──────── Data shown ────────

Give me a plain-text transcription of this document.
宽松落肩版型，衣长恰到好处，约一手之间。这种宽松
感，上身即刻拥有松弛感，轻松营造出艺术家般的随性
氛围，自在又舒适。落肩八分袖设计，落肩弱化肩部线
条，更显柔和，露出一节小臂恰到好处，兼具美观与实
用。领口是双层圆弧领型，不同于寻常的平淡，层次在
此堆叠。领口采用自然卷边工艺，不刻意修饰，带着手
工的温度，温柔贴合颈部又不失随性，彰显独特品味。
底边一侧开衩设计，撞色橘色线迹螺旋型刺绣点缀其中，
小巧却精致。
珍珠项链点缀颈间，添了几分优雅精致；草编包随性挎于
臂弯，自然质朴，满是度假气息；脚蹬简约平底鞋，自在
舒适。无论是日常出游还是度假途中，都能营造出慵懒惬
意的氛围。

────────

* Short task
Reproduce the material in full, with no word added or dropped.

* Response to this exercise
Give me a plain-text transcription of this document.
宽松落肩版型，衣长恰到好处，约一手之间。这种宽松
感，上身即刻拥有松弛感，轻松营造出艺术家般的随性
氛围，自在又舒适。落肩八分袖设计，落肩弱化肩部线
条，更显柔和，露出一节小臂恰到好处，兼具美观与实
用。领口是双层圆弧领型，不同于寻常的平淡，层次在
此堆叠。领口采用自然卷边工艺，不刻意修饰，带着手
工的温度，温柔贴合颈部又不失随性，彰显独特品味。
底边一侧开衩设计，撞色橘色线迹螺旋型刺绣点缀其中，
小巧却精致。
珍珠项链点缀颈间，添了几分优雅精致；草编包随性挎于
臂弯，自然质朴，满是度假气息；脚蹬简约平底鞋，自在
舒适。无论是日常出游还是度假途中，都能营造出慵懒惬
意的氛围。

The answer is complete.